**Stated exercise 1**:
Do the following statements agree with the Khadr transfer report? For each, answer yes or no and quote the exact words from the report that decide it.
(a) Khadr is currently held at a maximum-security prison in Edmonton.
(b) A date has been set for Khadr's move to Bowden.
(c) Khadr pleaded guilty to five war crimes in 2010.
**Stated exercise 2**:
Answer these questions from the Khadr transfer report:
(a) Which town is the Bowden Institution near?
(b) How old was Khadr when he killed the American soldier?
(c) How long is the sentence Khadr is serving?
**Stated exercise 3**: Quote the Khadr transfer report starting with "Khadr pleaded guilty" and going on through "an eight-year sentence.".

>> start Page excerpt

Khadr to be transferred to medium-security jailOmar Khadr appears in an Edmonton courtroom, Sept. 23, 2013 in an artist's sketch. The lawyer for former Guantanamo Bay inmate Omar Khadr says his client is to be transferred to a federal medium-security prison in central Alberta. THE CANADIAN PRESS/Amanda McRoberts

EDMONTON - The lawyer for former Guantanamo Bay inmate Omar Khadr says his client is to be transferred to a federal medium-security prison in central Alberta.

Dennis Edney said Khadr is to be moved to the Bowden Institution near the town of Innisfail, but it is not clear when.

"Mr. Khadr has been reclassified as a medium-security threat and will be eventually transferred to Bowden as a medium (security) prisoner," Edney said Friday.

"He is not presently being transferred, but at some point in the near future we anticipate that he will be transferred to Bowden."

Khadr pleaded guilty in 2010 to five war crimes, including murder, for killing an American soldier in Afghanistan when he was 15.

The 27-year-old is being held at the federal maximum-security prison in Edmonton where he is serving the remainder of an eight-year sentence.

>> end Page excerpt
>> start Supplied entries

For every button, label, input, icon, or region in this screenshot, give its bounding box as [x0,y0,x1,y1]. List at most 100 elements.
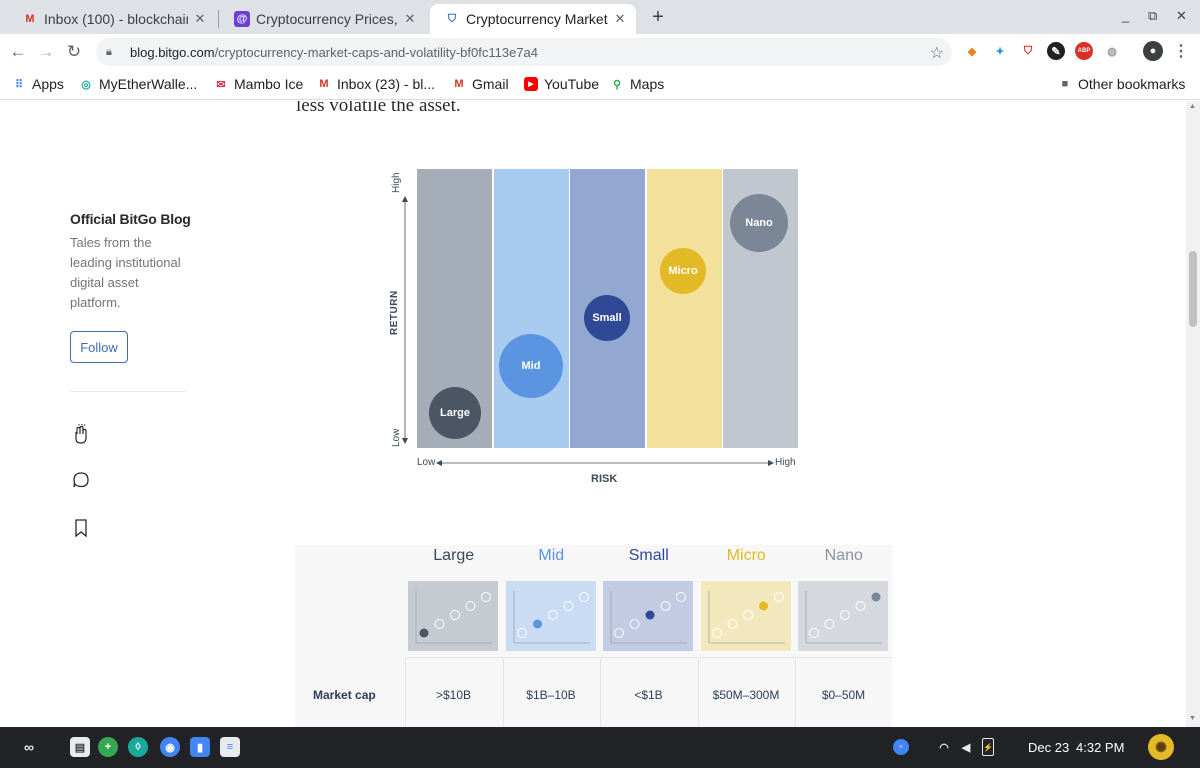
y-axis-low-label: Low [391,428,402,447]
scroll-thumb[interactable] [1189,251,1197,327]
tab-separator [218,10,219,28]
close-window-button[interactable]: ✕ [1176,8,1187,24]
y-axis-high-label: High [391,172,402,193]
table-divider [405,657,892,658]
comment-icon[interactable] [70,469,92,491]
column-header-mid: Mid [538,547,565,564]
risk-thumbnail-large [408,581,498,651]
row-label: Market cap [313,688,376,702]
tab-gmail-inbox[interactable]: M Inbox (100) - blockchainn ✕ [8,4,216,34]
scroll-down-icon[interactable]: ▼ [1189,715,1196,722]
close-icon[interactable]: ✕ [612,11,628,27]
shelf-time[interactable]: 4:32 PM [1076,740,1124,755]
forward-button[interactable]: → [36,42,56,62]
tab-title: Cryptocurrency Prices, C [256,11,398,27]
adblock-icon[interactable]: ABP [1075,42,1093,60]
volume-icon[interactable]: ◀ [956,737,976,757]
x-axis-title: RISK [591,473,618,485]
close-icon[interactable]: ✕ [402,11,418,27]
blog-name[interactable]: Official BitGo Blog [70,211,191,227]
risk-thumbnail-small [603,581,693,651]
bookmark-label: YouTube [544,76,600,92]
wallet-app-icon[interactable]: ◊ [128,737,148,757]
bookmark-youtube[interactable]: ▶ YouTube [524,76,599,92]
scroll-up-icon[interactable]: ▲ [1189,103,1196,110]
metamask-icon[interactable]: ◆ [963,42,981,60]
page-scrollbar[interactable]: ▲ ▼ [1186,101,1200,727]
risk-return-chart: High Low RETURN Low High RISK Large Mid Sm… [385,163,805,493]
myetherwallet-icon: ◎ [81,78,91,91]
new-tab-button[interactable]: + [648,6,668,29]
column-header-micro: Micro [726,547,766,564]
minimize-button[interactable]: _ [1122,8,1129,23]
shield-icon[interactable]: ⛉ [1019,42,1037,60]
url-path: /cryptocurrency-market-caps-and-volatili… [214,44,539,60]
bookmark-apps[interactable]: ⠿ Apps [12,76,64,92]
chrome-icon[interactable]: ◉ [160,737,180,757]
tab-cryptocurrency-prices[interactable]: @ Cryptocurrency Prices, C ✕ [220,4,426,34]
browser-toolbar: ← → ↻ 🔒︎ blog.bitgo.com/cryptocurrency-m… [0,34,1200,70]
bookmark-label: Inbox (23) - bl... [337,76,436,92]
bitgo-icon: ⛉ [447,12,457,25]
extension-icon[interactable]: ✦ [991,42,1009,60]
close-icon[interactable]: ✕ [192,11,208,27]
add-icon[interactable]: + [98,737,118,757]
follow-button[interactable]: Follow [70,331,128,363]
market-cap-cell-nano: $0–50M [821,688,866,702]
assistant-icon[interactable]: ◦ [893,739,909,755]
youtube-icon: ▶ [524,77,538,91]
article-text: less volatile the asset. [296,101,461,116]
user-avatar[interactable]: ✺ [1148,734,1174,760]
clap-icon[interactable] [70,423,92,445]
bookmark-label: Other bookmarks [1078,76,1186,92]
market-cap-cell-small: <$1B [634,688,663,702]
bookmark-icon[interactable] [70,517,92,539]
tab-title: Cryptocurrency Market C [466,11,608,27]
risk-thumbnail-mid [505,581,596,651]
column-header-small: Small [628,547,669,564]
risk-thumbnail-nano [798,581,888,651]
bookmark-label: Gmail [472,76,509,92]
bookmark-maps[interactable]: ⚲ Maps [610,76,664,92]
bookmark-label: Maps [630,76,665,92]
risk-thumbnail-micro [700,581,791,651]
maps-icon: ⚲ [612,78,622,91]
wifi-icon[interactable]: ◠ [934,737,954,757]
restore-button[interactable]: ⧉ [1148,8,1157,24]
bookmark-label: MyEtherWalle... [99,76,198,92]
x-axis-low-label: Low [417,457,436,468]
bookmarks-bar: ⠿ Apps ◎ MyEtherWalle... ✉ Mambo Ice M I… [0,70,1200,100]
extension-icon[interactable]: ✎ [1047,42,1065,60]
mambo-icon: ✉ [216,78,226,91]
bookmark-inbox[interactable]: M Inbox (23) - bl... [317,76,435,92]
address-bar[interactable]: 🔒︎ blog.bitgo.com/cryptocurrency-market-… [96,38,952,66]
tab-strip: M Inbox (100) - blockchainn ✕ @ Cryptocu… [0,0,1200,34]
divider [70,391,186,392]
market-cap-cell-large: >$10B [435,688,472,702]
column-header-nano: Nano [824,547,863,564]
system-shelf: ∞ ▤ + ◊ ◉ ▮ ≡ ◦ ◠ ◀ ⚡ Dec 23 4:32 PM ✺ [0,727,1200,768]
menu-icon[interactable]: ⋮ [1172,42,1190,60]
blog-description: Tales from the leading institutional dig… [70,235,181,310]
back-button[interactable]: ← [8,42,28,62]
avatar[interactable]: ● [1143,41,1163,61]
globe-icon[interactable]: ◍ [1103,42,1121,60]
phone-app-icon[interactable]: ▮ [190,737,210,757]
bookmark-gmail[interactable]: M Gmail [452,76,509,92]
battery-icon[interactable]: ⚡ [982,738,994,756]
apps-icon: ⠿ [14,78,24,91]
launcher-icon[interactable]: ∞ [16,737,42,757]
bookmark-label: Mambo Ice [234,76,304,92]
tab-cryptocurrency-market[interactable]: ⛉ Cryptocurrency Market C ✕ [430,4,636,34]
other-bookmarks[interactable]: ■ Other bookmarks [1058,76,1186,92]
files-icon[interactable]: ▤ [70,737,90,757]
shelf-date[interactable]: Dec 23 [1028,740,1069,755]
bookmark-myetherwallet[interactable]: ◎ MyEtherWalle... [79,76,197,92]
bookmark-mambo-ice[interactable]: ✉ Mambo Ice [214,76,303,92]
docs-icon[interactable]: ≡ [220,737,240,757]
reload-button[interactable]: ↻ [64,42,84,62]
chart-bubble-nano: Nano [730,194,788,252]
url-host: blog.bitgo.com [130,44,215,60]
star-icon[interactable]: ☆ [930,43,944,63]
gmail-icon: M [319,78,329,90]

>> end Supplied entries

**Exercise output 1**:
(a) Yes: "The 27-year-old is being held at the federal maximum-security prison in Edmonton"
(b) No: "but it is not clear when."
(c) Yes: "Khadr pleaded guilty in 2010 to five war crimes"

**Exercise output 2**:
(a) Innisfail
(b) 15
(c) Eight years

**Exercise output 3**:
Khadr pleaded guilty in 2010 to five war crimes, including murder, for killing an American soldier in Afghanistan when he was 15.

The 27-year-old is being held at the federal maximum-security prison in Edmonton where he is serving the remainder of an eight-year sentence.